Material to process –
"""

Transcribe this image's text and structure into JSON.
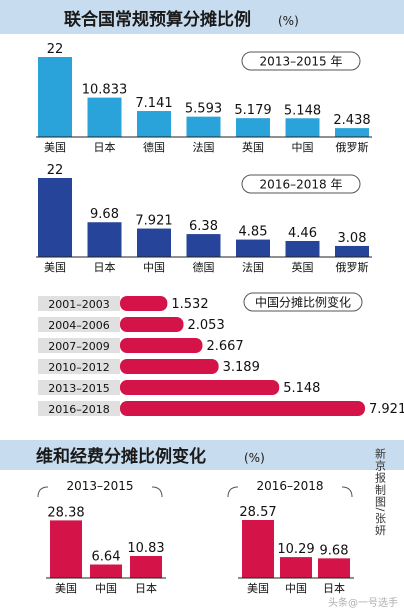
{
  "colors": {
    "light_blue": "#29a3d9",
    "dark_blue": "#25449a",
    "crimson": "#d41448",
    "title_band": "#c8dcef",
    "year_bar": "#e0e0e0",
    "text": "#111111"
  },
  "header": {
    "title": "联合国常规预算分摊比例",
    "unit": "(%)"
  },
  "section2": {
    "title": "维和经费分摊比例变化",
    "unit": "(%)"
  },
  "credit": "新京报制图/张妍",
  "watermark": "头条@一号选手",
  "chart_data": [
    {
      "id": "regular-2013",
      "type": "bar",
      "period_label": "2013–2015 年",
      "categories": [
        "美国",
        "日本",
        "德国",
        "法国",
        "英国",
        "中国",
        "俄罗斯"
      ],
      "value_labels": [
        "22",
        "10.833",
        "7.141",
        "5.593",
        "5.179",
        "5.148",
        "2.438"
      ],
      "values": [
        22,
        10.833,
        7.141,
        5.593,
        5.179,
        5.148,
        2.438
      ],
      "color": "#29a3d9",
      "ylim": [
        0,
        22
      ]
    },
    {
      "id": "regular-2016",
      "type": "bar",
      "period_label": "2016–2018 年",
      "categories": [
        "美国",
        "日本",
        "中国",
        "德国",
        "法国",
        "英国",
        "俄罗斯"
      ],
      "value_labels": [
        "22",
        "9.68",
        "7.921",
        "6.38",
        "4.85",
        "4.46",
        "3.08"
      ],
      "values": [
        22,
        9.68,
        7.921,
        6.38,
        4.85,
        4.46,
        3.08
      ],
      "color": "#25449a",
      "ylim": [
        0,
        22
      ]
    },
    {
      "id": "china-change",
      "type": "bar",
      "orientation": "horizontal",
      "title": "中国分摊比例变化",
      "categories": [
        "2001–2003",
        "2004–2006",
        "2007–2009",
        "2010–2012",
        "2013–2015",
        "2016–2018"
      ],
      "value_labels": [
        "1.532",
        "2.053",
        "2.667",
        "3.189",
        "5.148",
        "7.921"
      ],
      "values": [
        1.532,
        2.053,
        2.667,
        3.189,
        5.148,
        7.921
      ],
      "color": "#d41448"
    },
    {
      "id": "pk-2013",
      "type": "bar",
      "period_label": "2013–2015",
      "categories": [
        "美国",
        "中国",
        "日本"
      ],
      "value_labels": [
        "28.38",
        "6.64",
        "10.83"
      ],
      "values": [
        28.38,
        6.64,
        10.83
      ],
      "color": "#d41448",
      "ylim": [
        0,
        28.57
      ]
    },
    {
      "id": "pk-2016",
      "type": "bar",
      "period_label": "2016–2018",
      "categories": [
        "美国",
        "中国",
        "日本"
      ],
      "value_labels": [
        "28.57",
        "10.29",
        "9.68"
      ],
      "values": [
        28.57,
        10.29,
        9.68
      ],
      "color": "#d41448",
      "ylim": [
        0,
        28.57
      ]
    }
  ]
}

"""
"""

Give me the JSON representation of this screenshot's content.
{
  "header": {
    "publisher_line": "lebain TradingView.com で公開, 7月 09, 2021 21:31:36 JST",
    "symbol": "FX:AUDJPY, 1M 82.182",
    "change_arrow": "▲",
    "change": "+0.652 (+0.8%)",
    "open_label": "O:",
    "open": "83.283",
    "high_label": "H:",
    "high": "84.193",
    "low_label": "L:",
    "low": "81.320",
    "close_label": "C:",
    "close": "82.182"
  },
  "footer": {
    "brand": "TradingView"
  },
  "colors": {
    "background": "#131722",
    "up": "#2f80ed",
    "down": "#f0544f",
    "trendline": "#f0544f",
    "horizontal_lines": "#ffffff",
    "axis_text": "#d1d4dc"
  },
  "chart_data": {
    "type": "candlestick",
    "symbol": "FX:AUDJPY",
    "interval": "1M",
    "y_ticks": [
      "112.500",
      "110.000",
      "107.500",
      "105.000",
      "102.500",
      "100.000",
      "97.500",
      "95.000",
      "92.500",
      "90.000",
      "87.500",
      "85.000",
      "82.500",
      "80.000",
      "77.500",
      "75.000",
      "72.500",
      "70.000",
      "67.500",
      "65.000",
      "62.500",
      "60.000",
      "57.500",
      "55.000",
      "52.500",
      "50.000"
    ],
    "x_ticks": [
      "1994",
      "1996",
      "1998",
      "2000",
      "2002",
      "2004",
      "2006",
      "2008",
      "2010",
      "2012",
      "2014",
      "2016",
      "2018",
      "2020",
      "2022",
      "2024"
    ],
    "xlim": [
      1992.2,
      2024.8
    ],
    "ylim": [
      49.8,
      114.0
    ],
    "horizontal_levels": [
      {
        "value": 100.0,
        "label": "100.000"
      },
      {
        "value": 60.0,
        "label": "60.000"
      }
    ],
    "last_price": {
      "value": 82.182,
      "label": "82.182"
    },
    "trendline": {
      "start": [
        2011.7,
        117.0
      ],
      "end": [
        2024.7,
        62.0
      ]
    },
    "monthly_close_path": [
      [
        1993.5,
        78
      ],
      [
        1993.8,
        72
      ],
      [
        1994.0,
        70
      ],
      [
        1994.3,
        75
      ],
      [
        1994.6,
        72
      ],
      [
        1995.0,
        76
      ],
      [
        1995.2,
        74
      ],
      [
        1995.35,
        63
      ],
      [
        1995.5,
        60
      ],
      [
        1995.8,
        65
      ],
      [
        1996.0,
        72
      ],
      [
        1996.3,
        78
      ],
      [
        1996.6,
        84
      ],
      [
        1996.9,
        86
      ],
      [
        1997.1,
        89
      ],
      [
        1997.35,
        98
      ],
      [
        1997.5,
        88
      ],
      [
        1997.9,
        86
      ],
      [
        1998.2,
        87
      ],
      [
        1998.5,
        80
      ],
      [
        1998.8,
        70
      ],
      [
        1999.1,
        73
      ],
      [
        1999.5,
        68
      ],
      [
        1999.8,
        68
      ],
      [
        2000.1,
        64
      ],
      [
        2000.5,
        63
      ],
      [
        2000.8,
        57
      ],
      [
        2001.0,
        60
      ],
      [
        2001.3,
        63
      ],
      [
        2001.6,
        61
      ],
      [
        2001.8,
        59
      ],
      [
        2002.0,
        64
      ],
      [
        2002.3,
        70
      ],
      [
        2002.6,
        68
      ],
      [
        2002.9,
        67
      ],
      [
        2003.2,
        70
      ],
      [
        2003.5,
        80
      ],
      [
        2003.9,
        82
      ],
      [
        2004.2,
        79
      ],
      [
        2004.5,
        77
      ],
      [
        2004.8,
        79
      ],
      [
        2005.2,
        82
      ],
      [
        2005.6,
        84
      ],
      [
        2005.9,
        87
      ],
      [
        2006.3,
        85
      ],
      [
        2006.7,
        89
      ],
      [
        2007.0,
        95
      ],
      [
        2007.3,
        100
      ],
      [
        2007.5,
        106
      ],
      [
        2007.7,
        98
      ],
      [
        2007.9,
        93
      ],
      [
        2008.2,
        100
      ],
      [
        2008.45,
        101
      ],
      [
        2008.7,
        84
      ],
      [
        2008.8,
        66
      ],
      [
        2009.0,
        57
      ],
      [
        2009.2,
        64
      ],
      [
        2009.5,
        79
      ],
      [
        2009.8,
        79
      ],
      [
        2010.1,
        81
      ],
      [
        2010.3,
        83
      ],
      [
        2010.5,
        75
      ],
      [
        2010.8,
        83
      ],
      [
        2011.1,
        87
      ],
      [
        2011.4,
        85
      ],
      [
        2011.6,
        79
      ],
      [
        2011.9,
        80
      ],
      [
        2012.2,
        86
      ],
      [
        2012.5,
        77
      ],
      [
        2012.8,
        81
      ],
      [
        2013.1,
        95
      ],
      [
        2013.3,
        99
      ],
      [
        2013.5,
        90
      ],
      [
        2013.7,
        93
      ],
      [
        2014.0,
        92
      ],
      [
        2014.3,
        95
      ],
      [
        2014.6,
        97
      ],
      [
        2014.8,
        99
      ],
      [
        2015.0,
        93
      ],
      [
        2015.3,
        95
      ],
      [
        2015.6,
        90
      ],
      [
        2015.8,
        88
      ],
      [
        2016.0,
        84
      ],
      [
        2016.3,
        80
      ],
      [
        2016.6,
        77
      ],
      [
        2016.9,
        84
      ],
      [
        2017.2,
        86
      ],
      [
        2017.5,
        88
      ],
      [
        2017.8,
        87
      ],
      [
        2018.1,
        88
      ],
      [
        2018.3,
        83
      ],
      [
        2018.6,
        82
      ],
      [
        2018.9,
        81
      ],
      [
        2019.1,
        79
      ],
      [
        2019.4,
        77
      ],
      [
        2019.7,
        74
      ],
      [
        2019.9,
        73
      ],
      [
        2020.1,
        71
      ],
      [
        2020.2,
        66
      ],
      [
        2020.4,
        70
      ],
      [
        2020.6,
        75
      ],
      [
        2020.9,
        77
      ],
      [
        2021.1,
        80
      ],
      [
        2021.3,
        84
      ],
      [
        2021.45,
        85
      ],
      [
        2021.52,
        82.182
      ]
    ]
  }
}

"""

The request – Search the listing above for the string "TradingView". Copy every line that contains it.

Result of the exercise –
    "publisher_line": "lebain TradingView.com で公開, 7月 09, 2021 21:31:36 JST",
    "brand": "TradingView"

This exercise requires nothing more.